- **EXERCISE**
Please rewrite the part of the records that opens with the line containing "For every button, label, input, icon, or" and closes with the line containing "compliance-value: 是 [498, 1940, 550, 2031]", replacing every "org-row" with "organization-row" and leaving everything else unchanged.

- **DATA FOR PROCESSING**
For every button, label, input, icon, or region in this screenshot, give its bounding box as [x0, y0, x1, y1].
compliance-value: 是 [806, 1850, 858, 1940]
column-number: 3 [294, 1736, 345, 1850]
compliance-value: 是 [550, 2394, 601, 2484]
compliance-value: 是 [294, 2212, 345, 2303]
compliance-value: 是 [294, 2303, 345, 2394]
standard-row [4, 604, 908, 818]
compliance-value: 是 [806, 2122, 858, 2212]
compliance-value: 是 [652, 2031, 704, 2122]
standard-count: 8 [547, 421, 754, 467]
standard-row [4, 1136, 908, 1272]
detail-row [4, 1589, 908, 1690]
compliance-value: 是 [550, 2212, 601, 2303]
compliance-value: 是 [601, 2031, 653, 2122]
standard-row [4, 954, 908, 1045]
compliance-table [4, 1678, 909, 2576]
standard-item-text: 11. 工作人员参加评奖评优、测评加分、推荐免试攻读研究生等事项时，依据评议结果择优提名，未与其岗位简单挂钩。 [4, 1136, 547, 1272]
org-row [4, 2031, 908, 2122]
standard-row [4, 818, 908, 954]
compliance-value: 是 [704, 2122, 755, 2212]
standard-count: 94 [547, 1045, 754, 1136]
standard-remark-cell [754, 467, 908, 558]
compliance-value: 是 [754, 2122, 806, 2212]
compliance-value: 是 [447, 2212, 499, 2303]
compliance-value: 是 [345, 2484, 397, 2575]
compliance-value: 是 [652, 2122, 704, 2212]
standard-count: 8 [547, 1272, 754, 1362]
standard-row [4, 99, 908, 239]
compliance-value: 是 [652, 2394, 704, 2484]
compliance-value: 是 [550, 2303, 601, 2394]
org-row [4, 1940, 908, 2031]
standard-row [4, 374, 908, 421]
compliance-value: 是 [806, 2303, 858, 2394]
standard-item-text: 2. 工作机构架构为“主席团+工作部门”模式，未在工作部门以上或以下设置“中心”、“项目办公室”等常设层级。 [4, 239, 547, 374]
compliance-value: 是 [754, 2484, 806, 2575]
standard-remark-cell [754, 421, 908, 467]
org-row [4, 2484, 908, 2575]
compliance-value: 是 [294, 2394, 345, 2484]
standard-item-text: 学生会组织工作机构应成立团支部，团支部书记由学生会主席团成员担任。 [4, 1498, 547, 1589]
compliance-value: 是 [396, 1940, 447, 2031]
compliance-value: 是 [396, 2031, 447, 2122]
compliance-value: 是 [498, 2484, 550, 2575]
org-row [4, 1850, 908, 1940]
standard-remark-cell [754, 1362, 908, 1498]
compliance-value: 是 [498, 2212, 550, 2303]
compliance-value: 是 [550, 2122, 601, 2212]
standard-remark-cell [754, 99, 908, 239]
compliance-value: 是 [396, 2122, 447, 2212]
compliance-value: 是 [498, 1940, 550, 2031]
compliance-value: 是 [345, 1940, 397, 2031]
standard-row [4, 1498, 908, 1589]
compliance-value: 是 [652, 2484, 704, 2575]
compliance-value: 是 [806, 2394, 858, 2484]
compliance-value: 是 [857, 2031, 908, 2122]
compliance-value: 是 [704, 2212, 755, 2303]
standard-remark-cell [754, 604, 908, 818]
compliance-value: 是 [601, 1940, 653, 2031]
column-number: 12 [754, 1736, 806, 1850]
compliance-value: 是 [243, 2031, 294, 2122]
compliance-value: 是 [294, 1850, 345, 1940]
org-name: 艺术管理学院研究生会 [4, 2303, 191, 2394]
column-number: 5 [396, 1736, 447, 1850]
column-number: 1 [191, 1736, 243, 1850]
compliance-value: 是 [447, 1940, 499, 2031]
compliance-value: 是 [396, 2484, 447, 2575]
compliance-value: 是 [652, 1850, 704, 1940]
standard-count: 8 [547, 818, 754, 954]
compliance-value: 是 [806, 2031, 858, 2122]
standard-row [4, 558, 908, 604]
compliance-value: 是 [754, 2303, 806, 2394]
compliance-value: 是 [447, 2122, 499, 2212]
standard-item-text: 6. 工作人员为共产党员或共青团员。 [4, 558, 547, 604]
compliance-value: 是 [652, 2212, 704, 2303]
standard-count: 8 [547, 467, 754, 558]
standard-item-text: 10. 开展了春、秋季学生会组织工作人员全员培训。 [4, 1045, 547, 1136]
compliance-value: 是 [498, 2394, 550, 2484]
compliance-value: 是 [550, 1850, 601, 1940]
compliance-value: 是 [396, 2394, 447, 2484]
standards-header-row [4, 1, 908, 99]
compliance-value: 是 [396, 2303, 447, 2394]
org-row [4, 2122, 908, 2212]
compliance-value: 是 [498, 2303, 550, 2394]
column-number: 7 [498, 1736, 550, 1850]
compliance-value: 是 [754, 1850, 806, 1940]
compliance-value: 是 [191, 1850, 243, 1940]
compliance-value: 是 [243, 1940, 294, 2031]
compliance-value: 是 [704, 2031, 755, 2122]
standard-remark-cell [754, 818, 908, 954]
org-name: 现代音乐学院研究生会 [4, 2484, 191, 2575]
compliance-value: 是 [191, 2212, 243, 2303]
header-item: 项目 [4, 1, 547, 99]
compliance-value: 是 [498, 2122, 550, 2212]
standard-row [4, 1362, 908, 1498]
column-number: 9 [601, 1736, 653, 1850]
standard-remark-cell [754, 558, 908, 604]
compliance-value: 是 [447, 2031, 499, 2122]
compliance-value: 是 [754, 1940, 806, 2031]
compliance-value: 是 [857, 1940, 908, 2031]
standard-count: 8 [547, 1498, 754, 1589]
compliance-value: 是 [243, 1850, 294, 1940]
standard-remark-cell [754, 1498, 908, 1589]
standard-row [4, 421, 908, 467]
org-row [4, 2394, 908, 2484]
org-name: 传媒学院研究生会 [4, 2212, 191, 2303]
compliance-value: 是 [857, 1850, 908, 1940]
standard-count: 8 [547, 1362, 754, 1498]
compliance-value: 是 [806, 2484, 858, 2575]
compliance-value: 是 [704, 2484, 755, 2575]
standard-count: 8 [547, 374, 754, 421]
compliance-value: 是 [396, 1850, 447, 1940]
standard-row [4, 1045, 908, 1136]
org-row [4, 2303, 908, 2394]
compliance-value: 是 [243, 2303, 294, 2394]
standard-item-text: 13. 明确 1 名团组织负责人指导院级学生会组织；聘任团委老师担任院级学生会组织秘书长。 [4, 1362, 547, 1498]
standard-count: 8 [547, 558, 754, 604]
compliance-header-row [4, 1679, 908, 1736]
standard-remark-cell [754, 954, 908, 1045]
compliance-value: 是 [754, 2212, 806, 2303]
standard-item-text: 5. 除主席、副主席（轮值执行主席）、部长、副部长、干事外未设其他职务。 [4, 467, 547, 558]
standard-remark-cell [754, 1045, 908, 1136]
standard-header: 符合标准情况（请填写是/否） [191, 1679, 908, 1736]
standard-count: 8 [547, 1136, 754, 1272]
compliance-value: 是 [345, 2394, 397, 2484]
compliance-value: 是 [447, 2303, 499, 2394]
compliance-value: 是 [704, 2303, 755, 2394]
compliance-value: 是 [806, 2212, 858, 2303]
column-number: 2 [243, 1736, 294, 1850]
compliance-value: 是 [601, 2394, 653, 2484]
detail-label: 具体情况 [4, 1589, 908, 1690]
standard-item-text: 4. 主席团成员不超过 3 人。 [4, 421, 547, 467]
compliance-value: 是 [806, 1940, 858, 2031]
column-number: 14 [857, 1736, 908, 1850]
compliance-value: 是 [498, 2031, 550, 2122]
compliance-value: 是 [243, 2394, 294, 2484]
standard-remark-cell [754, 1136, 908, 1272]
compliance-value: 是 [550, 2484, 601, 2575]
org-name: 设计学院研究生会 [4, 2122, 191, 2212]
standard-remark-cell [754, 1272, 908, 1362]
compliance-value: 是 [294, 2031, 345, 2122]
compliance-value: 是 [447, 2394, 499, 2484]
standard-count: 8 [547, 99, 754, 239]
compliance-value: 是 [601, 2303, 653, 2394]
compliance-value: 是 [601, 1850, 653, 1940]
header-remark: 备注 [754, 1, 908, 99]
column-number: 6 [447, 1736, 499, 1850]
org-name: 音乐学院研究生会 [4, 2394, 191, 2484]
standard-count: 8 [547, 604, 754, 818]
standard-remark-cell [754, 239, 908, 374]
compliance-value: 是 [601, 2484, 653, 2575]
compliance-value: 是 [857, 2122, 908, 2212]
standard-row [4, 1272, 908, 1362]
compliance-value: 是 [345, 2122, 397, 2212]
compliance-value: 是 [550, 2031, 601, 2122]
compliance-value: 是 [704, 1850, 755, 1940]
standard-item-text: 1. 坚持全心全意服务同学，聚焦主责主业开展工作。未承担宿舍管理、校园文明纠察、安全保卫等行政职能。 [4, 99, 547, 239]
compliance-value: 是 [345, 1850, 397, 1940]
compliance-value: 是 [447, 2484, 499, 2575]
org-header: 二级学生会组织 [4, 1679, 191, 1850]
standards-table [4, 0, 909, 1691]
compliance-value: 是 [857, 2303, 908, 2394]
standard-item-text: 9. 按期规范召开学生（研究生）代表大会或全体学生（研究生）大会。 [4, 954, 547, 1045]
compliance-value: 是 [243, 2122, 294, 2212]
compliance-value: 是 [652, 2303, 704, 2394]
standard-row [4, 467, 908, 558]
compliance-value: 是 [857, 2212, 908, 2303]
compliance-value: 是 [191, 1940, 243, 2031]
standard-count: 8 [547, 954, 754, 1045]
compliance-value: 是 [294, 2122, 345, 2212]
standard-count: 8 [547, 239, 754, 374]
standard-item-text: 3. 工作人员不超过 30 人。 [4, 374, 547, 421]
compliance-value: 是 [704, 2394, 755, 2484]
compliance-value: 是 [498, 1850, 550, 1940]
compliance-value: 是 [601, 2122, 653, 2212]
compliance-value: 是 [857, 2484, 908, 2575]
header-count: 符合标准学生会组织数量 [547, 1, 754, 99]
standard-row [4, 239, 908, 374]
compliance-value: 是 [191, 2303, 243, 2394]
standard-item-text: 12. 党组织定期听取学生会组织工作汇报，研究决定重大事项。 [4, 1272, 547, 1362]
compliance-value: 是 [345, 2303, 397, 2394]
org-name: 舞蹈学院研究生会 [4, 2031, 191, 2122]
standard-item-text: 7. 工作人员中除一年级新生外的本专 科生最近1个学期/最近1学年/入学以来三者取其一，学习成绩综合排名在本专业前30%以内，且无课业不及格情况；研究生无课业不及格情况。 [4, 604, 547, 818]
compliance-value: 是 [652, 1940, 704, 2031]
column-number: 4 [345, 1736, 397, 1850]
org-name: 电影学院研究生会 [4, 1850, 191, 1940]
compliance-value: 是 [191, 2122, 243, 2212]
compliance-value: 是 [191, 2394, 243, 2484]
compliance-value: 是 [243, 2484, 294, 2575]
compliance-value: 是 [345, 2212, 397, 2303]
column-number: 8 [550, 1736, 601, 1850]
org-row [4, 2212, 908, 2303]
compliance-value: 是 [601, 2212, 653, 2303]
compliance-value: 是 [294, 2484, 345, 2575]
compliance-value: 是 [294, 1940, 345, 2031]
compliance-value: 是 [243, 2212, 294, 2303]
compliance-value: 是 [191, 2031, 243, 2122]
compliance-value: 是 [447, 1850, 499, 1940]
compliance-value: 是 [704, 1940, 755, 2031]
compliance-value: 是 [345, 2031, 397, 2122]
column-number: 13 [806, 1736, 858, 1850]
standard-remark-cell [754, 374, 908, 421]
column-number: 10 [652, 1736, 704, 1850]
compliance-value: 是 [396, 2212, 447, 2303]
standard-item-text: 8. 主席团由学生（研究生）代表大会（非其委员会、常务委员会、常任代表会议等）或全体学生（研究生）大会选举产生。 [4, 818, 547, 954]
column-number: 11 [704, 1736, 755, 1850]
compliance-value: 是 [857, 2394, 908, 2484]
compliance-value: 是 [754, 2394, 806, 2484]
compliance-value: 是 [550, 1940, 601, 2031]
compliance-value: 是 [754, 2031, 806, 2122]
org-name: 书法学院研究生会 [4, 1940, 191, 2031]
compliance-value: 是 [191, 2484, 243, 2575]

* * *

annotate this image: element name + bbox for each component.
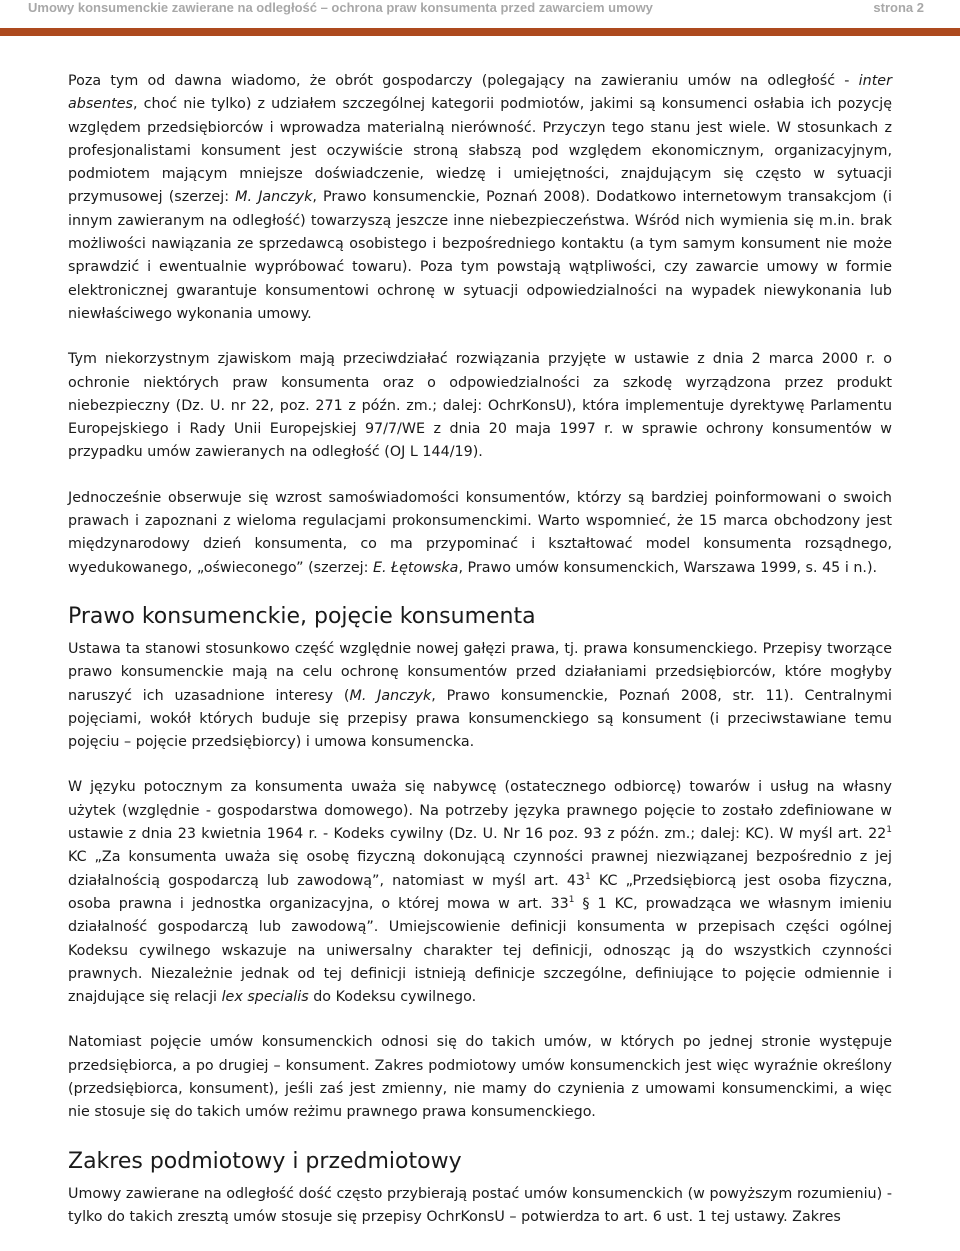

- **SOLUTION FOR THIS TASK**
For every button, label, input, icon, or region in this screenshot, give its bounding box as [x0, y0, x1, y1].
compliance-value: 是 [806, 1850, 858, 1940]
column-number: 3 [294, 1736, 345, 1850]
compliance-value: 是 [550, 2394, 601, 2484]
compliance-value: 是 [294, 2212, 345, 2303]
compliance-value: 是 [294, 2303, 345, 2394]
standard-row [4, 604, 908, 818]
compliance-value: 是 [806, 2122, 858, 2212]
compliance-value: 是 [652, 2031, 704, 2122]
standard-count: 8 [547, 421, 754, 467]
standard-row [4, 1136, 908, 1272]
detail-row [4, 1589, 908, 1690]
compliance-value: 是 [550, 2212, 601, 2303]
compliance-value: 是 [601, 2031, 653, 2122]
standard-row [4, 954, 908, 1045]
compliance-table [4, 1678, 909, 2576]
standard-item-text: 11. 工作人员参加评奖评优、测评加分、推荐免试攻读研究生等事项时，依据评议结果择优提名，未与其岗位简单挂钩。 [4, 1136, 547, 1272]
organization-row [4, 2031, 908, 2122]
standard-row [4, 818, 908, 954]
compliance-value: 是 [704, 2122, 755, 2212]
standard-count: 94 [547, 1045, 754, 1136]
standard-remark-cell [754, 467, 908, 558]
compliance-value: 是 [754, 2122, 806, 2212]
compliance-value: 是 [447, 2212, 499, 2303]
compliance-value: 是 [345, 2484, 397, 2575]
compliance-value: 是 [652, 2122, 704, 2212]
standard-count: 8 [547, 1272, 754, 1362]
standard-row [4, 99, 908, 239]
compliance-value: 是 [652, 2394, 704, 2484]
compliance-value: 是 [550, 2303, 601, 2394]
organization-row [4, 1940, 908, 2031]
standard-row [4, 374, 908, 421]
compliance-value: 是 [806, 2303, 858, 2394]
standard-item-text: 2. 工作机构架构为“主席团+工作部门”模式，未在工作部门以上或以下设置“中心”、“项目办公室”等常设层级。 [4, 239, 547, 374]
compliance-value: 是 [754, 2484, 806, 2575]
standard-remark-cell [754, 421, 908, 467]
organization-row [4, 2484, 908, 2575]
compliance-value: 是 [294, 2394, 345, 2484]
standard-item-text: 学生会组织工作机构应成立团支部，团支部书记由学生会主席团成员担任。 [4, 1498, 547, 1589]
compliance-value: 是 [396, 1940, 447, 2031]
compliance-value: 是 [396, 2031, 447, 2122]
compliance-value: 是 [498, 2484, 550, 2575]
organization-row [4, 1850, 908, 1940]
standard-remark-cell [754, 1362, 908, 1498]
compliance-value: 是 [498, 2212, 550, 2303]
compliance-value: 是 [550, 2122, 601, 2212]
standard-remark-cell [754, 99, 908, 239]
compliance-value: 是 [396, 2122, 447, 2212]
compliance-value: 是 [498, 1940, 550, 2031]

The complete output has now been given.